### Exercise
Without altering anything, output the material below.
>> start
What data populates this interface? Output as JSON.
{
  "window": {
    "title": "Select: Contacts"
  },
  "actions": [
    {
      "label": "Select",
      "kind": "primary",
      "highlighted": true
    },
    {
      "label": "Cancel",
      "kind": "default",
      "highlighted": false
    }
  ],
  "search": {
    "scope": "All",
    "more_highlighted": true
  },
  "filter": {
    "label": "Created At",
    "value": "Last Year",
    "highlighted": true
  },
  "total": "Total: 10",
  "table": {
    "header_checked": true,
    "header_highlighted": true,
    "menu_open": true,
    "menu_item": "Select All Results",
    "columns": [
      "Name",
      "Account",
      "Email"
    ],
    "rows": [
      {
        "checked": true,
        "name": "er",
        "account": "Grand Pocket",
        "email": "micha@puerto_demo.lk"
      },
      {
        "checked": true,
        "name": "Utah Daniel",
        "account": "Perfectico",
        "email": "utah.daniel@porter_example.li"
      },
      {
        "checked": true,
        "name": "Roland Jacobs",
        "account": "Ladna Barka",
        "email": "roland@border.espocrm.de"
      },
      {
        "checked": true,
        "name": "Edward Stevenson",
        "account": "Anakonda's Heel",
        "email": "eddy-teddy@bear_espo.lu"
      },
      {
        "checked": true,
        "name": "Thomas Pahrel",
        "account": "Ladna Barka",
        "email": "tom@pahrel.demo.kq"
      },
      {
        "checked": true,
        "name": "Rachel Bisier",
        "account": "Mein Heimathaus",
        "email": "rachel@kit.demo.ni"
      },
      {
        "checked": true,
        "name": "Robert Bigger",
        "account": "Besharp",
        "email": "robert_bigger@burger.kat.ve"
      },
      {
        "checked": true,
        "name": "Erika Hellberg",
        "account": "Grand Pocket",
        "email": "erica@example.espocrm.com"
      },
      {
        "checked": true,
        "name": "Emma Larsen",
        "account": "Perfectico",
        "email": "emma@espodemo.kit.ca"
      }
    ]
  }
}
>> end
### Right answer
What data populates this interface? Output as JSON.
{
  "window": {
    "title": "Select: Contacts"
  },
  "actions": [
    {
      "label": "Select",
      "kind": "primary",
      "highlighted": true
    },
    {
      "label": "Cancel",
      "kind": "default",
      "highlighted": false
    }
  ],
  "search": {
    "scope": "All",
    "more_highlighted": true
  },
  "filter": {
    "label": "Created At",
    "value": "Last Year",
    "highlighted": true
  },
  "total": "Total: 10",
  "table": {
    "header_checked": true,
    "header_highlighted": true,
    "menu_open": true,
    "menu_item": "Select All Results",
    "columns": [
      "Name",
      "Account",
      "Email"
    ],
    "rows": [
      {
        "checked": true,
        "name": "er",
        "account": "Grand Pocket",
        "email": "micha@puerto_demo.lk"
      },
      {
        "checked": true,
        "name": "Utah Daniel",
        "account": "Perfectico",
        "email": "utah.daniel@porter_example.li"
      },
      {
        "checked": true,
        "name": "Roland Jacobs",
        "account": "Ladna Barka",
        "email": "roland@border.espocrm.de"
      },
      {
        "checked": true,
        "name": "Edward Stevenson",
        "account": "Anakonda's Heel",
        "email": "eddy-teddy@bear_espo.lu"
      },
      {
        "checked": true,
        "name": "Thomas Pahrel",
        "account": "Ladna Barka",
        "email": "tom@pahrel.demo.kq"
      },
      {
        "checked": true,
        "name": "Rachel Bisier",
        "account": "Mein Heimathaus",
        "email": "rachel@kit.demo.ni"
      },
      {
        "checked": true,
        "name": "Robert Bigger",
        "account": "Besharp",
        "email": "robert_bigger@burger.kat.ve"
      },
      {
        "checked": true,
        "name": "Erika Hellberg",
        "account": "Grand Pocket",
        "email": "erica@example.espocrm.com"
      },
      {
        "checked": true,
        "name": "Emma Larsen",
        "account": "Perfectico",
        "email": "emma@espodemo.kit.ca"
      }
    ]
  }
}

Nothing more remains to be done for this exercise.